- _Task to complete_: Can you retype every record below exactly as written?

- _Information shown_:
______
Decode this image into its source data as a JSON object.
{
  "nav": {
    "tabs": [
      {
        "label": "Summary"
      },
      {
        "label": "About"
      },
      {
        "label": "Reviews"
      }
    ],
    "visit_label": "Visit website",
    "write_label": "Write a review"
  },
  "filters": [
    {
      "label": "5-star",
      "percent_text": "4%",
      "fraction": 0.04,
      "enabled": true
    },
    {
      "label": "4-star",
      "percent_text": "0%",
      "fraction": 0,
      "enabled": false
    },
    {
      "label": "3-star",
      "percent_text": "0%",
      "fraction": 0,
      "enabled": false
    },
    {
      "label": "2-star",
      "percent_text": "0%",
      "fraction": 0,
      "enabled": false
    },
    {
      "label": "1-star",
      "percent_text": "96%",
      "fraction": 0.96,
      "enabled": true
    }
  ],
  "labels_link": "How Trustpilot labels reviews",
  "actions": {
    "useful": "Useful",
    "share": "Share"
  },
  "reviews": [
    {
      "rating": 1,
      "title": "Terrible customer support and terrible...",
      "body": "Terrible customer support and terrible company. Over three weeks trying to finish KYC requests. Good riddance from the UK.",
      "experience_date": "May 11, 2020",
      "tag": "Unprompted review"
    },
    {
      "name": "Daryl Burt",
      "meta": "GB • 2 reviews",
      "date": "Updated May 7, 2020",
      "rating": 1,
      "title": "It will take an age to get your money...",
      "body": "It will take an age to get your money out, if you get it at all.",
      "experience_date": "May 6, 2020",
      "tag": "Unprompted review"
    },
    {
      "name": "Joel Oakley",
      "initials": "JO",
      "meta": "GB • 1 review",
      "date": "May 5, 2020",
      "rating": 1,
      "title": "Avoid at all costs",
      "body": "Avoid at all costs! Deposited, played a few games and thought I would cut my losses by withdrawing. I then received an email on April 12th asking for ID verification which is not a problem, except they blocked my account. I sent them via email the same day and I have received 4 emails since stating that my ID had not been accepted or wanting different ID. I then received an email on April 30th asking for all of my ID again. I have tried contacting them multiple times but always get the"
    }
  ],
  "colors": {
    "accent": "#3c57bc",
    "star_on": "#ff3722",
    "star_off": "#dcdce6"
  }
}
______
- _The answer_:
Decode this image into its source data as a JSON object.
{
  "nav": {
    "tabs": [
      {
        "label": "Summary"
      },
      {
        "label": "About"
      },
      {
        "label": "Reviews"
      }
    ],
    "visit_label": "Visit website",
    "write_label": "Write a review"
  },
  "filters": [
    {
      "label": "5-star",
      "percent_text": "4%",
      "fraction": 0.04,
      "enabled": true
    },
    {
      "label": "4-star",
      "percent_text": "0%",
      "fraction": 0,
      "enabled": false
    },
    {
      "label": "3-star",
      "percent_text": "0%",
      "fraction": 0,
      "enabled": false
    },
    {
      "label": "2-star",
      "percent_text": "0%",
      "fraction": 0,
      "enabled": false
    },
    {
      "label": "1-star",
      "percent_text": "96%",
      "fraction": 0.96,
      "enabled": true
    }
  ],
  "labels_link": "How Trustpilot labels reviews",
  "actions": {
    "useful": "Useful",
    "share": "Share"
  },
  "reviews": [
    {
      "rating": 1,
      "title": "Terrible customer support and terrible...",
      "body": "Terrible customer support and terrible company. Over three weeks trying to finish KYC requests. Good riddance from the UK.",
      "experience_date": "May 11, 2020",
      "tag": "Unprompted review"
    },
    {
      "name": "Daryl Burt",
      "meta": "GB • 2 reviews",
      "date": "Updated May 7, 2020",
      "rating": 1,
      "title": "It will take an age to get your money...",
      "body": "It will take an age to get your money out, if you get it at all.",
      "experience_date": "May 6, 2020",
      "tag": "Unprompted review"
    },
    {
      "name": "Joel Oakley",
      "initials": "JO",
      "meta": "GB • 1 review",
      "date": "May 5, 2020",
      "rating": 1,
      "title": "Avoid at all costs",
      "body": "Avoid at all costs! Deposited, played a few games and thought I would cut my losses by withdrawing. I then received an email on April 12th asking for ID verification which is not a problem, except they blocked my account. I sent them via email the same day and I have received 4 emails since stating that my ID had not been accepted or wanting different ID. I then received an email on April 30th asking for all of my ID again. I have tried contacting them multiple times but always get the"
    }
  ],
  "colors": {
    "accent": "#3c57bc",
    "star_on": "#ff3722",
    "star_off": "#dcdce6"
  }
}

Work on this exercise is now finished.